(ED Penn.)
Sitting down there in the stands with an "A" student addressing on stage, I couldn't help nodding-not because of how resonant I found her speech, but out of sleepiness as a result of boredom and last night's staying up late reading Milan Kundera. Here we were at the "2008 xxx English contest", and I was about to fell asleep when my English teacher padded me on the shoulder and whispered: "You could have overthrown every contestant presented if you had signed up..."--attached with a grumbling look.
My parents and teachers never stopped complaining about my "not working hard enough". Though I studied till 11PM everyday (not to mention my senior year) and achieved school reports "they can live with", they believed I could be a supergirl if I had continued spending my 11PM-1AM studying rather than reading The Catcher in the Rye etc. I know they complained for my good. To thrive under the test-oriented Chinese education, where a single College Entrance Exam has the say, a "pretty good" score is never enough. However, I just don't see a history lesson about the inevitability of the Chinese Republican's wielding power in any way more rewarding than a Woody Allen movie, and I believe that living passion is something beyond what a statistical chart can ever reveal.

[Layout records]
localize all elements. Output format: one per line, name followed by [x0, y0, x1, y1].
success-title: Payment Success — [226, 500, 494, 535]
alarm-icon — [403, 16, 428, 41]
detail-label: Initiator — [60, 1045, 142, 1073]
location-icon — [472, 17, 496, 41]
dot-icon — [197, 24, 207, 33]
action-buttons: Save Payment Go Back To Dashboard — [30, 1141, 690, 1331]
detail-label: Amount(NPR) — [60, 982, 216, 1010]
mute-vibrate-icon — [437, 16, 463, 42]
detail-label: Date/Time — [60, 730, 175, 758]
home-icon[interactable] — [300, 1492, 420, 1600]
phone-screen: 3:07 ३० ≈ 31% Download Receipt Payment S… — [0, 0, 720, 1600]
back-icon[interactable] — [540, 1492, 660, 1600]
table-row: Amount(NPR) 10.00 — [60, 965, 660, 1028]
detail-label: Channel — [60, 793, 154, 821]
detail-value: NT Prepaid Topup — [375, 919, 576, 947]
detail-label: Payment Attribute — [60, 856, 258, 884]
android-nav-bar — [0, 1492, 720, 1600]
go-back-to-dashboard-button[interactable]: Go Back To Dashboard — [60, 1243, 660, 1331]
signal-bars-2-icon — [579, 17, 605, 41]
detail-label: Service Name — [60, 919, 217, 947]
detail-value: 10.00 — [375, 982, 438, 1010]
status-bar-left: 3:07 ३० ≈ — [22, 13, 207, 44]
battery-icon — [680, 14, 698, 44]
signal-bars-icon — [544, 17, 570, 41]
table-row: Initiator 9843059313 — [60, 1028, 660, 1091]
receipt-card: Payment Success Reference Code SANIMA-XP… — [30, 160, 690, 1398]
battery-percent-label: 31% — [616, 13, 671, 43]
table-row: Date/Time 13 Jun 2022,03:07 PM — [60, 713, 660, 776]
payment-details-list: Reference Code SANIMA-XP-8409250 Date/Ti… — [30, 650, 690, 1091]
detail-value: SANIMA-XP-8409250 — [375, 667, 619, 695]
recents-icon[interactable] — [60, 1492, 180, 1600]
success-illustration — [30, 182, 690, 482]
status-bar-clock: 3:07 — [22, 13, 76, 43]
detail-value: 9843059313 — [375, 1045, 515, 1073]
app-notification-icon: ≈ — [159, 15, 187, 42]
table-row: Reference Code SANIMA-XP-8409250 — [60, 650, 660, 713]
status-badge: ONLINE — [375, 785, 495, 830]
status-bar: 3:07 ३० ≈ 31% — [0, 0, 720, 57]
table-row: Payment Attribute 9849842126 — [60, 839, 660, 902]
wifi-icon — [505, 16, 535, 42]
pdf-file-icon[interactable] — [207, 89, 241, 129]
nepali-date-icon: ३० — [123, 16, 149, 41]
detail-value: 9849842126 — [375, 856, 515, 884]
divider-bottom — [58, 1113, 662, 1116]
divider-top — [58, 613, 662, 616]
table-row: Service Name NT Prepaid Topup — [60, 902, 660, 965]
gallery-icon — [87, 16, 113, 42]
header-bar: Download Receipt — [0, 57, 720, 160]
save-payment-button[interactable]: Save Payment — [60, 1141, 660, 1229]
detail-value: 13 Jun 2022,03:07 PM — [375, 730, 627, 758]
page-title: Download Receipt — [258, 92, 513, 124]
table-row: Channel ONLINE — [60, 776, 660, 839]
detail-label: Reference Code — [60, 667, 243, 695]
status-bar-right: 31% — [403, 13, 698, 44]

## TASK INSTRUCTIONS:
[1] In the essay, take the part that opens with the words containing "My parents and" and closes with "can ever reveal.", and write it out again, switching "history lesson" to "geography lesson".
[2] According to the essay, until what time did the writer study every day?
These entries are separate material and stand apart from the essay.

## ANSWERS TO THE PROBLEMS:
[1]
My parents and teachers never stopped complaining about my "not working hard enough". Though I studied till 11PM everyday (not to mention my senior year) and achieved school reports "they can live with", they believed I could be a supergirl if I had continued spending my 11PM-1AM studying rather than reading The Catcher in the Rye etc. I know they complained for my good. To thrive under the test-oriented Chinese education, where a single College Entrance Exam has the say, a "pretty good" score is never enough. However, I just don't see a geography lesson about the inevitability of the Chinese Republican's wielding power in any way more rewarding than a Woody Allen movie, and I believe that living passion is something beyond what a statistical chart can ever reveal.

[2] Until 11PM.